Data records
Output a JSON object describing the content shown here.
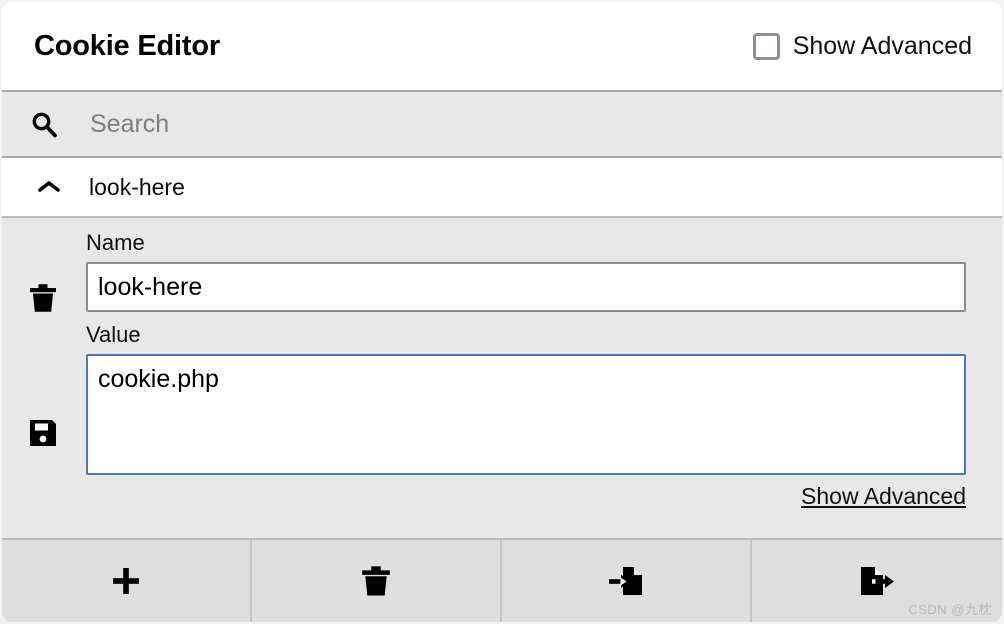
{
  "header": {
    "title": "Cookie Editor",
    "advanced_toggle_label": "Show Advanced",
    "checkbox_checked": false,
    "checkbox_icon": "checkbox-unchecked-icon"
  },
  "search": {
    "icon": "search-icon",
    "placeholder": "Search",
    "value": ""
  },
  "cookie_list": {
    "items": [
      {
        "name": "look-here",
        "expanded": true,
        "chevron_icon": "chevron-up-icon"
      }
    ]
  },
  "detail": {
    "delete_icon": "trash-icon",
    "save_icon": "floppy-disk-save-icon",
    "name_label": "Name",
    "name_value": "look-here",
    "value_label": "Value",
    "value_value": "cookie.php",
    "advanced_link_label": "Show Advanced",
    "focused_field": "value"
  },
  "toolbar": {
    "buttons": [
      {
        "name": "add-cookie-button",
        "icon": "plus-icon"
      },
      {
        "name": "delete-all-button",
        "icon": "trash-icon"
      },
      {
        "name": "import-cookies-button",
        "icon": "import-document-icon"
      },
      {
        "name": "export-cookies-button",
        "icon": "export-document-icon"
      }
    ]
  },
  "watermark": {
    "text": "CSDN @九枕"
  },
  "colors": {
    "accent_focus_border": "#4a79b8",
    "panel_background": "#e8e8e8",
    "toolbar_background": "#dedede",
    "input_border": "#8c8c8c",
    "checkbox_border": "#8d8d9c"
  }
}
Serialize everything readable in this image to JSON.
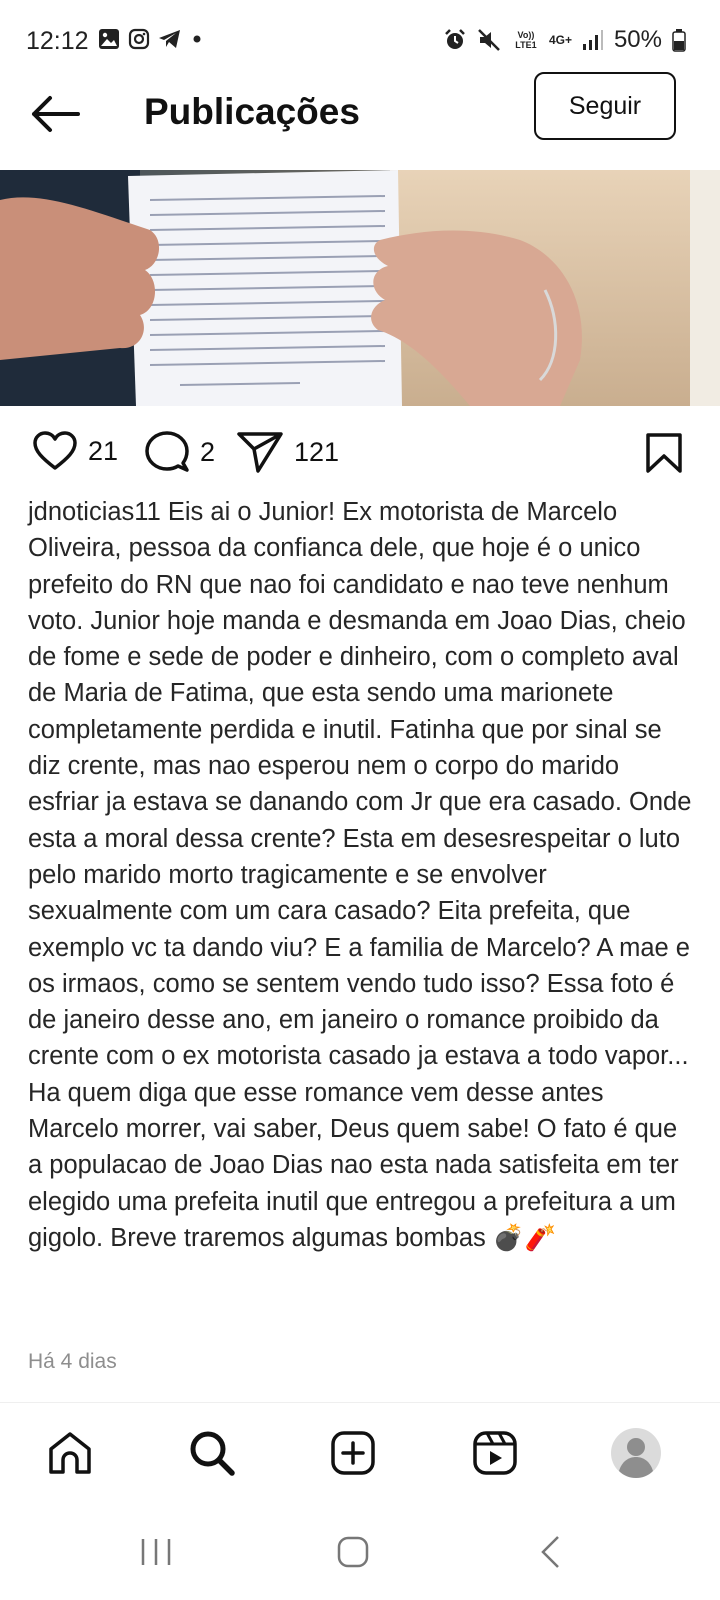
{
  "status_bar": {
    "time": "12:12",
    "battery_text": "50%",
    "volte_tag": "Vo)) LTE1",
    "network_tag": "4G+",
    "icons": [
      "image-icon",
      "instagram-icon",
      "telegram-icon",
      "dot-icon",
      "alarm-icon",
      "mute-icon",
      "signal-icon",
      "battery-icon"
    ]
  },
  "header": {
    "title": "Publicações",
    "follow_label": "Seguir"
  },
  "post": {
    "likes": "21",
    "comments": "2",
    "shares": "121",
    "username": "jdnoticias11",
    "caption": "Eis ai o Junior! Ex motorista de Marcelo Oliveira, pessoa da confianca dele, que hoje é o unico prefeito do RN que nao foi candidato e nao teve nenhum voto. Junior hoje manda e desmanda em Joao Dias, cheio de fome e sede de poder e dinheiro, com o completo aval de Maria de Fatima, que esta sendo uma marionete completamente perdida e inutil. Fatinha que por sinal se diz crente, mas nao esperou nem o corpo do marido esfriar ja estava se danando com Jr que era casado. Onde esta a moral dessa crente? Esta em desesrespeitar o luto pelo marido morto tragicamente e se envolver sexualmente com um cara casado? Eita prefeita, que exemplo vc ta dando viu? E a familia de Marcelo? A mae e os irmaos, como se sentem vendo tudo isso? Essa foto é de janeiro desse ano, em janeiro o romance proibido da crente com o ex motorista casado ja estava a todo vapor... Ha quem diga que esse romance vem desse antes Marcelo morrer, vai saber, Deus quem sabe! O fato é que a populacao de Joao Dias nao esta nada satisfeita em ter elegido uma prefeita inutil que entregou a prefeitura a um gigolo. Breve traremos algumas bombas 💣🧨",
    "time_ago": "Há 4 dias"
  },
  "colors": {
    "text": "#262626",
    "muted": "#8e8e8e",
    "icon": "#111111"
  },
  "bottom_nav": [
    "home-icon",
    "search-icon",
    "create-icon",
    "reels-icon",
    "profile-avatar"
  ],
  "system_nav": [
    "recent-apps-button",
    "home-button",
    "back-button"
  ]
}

▸ **GIVEN REQUEST**: Within the data above, pick out all lines holding the word "title".

▸ **FINAL ANSWER**:
    "title": "Cookie Editor",
    "title": "Publicações",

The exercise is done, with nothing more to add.